## BEGIN
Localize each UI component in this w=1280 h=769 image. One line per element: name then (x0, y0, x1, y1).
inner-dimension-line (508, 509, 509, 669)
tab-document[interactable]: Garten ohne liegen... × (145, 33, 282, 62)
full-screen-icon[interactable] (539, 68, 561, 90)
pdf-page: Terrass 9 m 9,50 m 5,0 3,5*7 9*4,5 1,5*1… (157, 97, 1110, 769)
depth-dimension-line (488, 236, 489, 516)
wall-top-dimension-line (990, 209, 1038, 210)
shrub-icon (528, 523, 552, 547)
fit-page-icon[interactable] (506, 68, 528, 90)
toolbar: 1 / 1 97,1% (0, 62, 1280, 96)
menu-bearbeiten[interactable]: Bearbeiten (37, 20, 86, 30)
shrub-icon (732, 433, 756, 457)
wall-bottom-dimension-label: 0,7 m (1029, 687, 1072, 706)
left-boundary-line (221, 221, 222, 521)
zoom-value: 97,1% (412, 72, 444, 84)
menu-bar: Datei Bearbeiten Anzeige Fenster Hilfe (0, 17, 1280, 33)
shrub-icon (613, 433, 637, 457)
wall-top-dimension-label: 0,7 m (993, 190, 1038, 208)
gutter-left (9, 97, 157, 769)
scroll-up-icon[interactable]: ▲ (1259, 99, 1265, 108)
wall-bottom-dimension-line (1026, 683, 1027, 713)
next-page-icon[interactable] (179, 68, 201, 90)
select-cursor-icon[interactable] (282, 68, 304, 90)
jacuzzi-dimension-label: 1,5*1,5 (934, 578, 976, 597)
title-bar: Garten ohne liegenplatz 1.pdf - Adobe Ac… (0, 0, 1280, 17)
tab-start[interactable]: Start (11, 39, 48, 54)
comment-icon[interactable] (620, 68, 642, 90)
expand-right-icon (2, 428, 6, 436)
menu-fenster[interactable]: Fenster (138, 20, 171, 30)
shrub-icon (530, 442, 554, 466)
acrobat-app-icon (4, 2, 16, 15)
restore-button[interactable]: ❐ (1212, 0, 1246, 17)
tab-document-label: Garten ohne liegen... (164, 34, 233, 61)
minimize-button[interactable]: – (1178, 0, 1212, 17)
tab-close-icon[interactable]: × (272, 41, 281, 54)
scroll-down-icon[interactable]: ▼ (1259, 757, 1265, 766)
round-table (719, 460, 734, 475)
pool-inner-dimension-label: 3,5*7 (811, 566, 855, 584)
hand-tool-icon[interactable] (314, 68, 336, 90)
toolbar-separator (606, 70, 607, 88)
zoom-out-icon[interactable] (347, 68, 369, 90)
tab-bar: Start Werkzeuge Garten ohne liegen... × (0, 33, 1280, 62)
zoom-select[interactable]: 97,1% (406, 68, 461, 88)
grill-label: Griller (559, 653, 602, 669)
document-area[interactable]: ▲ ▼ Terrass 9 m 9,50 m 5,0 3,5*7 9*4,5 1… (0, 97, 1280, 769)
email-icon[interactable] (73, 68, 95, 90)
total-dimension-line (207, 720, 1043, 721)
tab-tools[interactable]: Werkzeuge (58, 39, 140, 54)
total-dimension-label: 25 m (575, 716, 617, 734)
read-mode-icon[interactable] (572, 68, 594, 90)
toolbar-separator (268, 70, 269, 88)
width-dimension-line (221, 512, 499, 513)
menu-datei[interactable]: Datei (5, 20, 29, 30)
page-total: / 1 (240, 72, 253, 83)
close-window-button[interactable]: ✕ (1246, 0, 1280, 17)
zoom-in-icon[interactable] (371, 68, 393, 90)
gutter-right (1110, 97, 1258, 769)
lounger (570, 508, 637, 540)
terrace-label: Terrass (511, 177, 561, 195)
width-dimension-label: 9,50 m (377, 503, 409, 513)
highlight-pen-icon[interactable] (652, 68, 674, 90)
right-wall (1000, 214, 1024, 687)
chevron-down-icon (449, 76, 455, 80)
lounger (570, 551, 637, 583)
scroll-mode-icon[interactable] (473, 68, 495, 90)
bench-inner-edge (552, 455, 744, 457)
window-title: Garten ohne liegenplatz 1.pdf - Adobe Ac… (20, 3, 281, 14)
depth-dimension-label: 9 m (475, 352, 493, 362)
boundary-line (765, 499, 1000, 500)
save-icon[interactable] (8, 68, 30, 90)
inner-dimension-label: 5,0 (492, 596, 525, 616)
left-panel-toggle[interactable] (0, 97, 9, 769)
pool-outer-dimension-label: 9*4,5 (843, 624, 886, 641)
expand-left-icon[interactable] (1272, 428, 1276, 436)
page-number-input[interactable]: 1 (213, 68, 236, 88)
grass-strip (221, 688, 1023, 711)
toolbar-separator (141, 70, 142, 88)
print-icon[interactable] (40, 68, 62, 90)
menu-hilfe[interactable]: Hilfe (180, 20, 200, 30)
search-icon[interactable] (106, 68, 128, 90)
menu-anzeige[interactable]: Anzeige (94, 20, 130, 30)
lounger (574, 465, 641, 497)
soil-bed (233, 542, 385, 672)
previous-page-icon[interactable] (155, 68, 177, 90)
## END
■ **DESCRIPTION OF THE TASK**
Print the rows above from the first one through the line with "full-screen-icon[interactable] (539, 68, 561, 90)", keeping every character unchanged.

■ **RESPONSE**
Localize each UI component in this w=1280 h=769 image. One line per element: name then (x0, y0, x1, y1).
inner-dimension-line (508, 509, 509, 669)
tab-document[interactable]: Garten ohne liegen... × (145, 33, 282, 62)
full-screen-icon[interactable] (539, 68, 561, 90)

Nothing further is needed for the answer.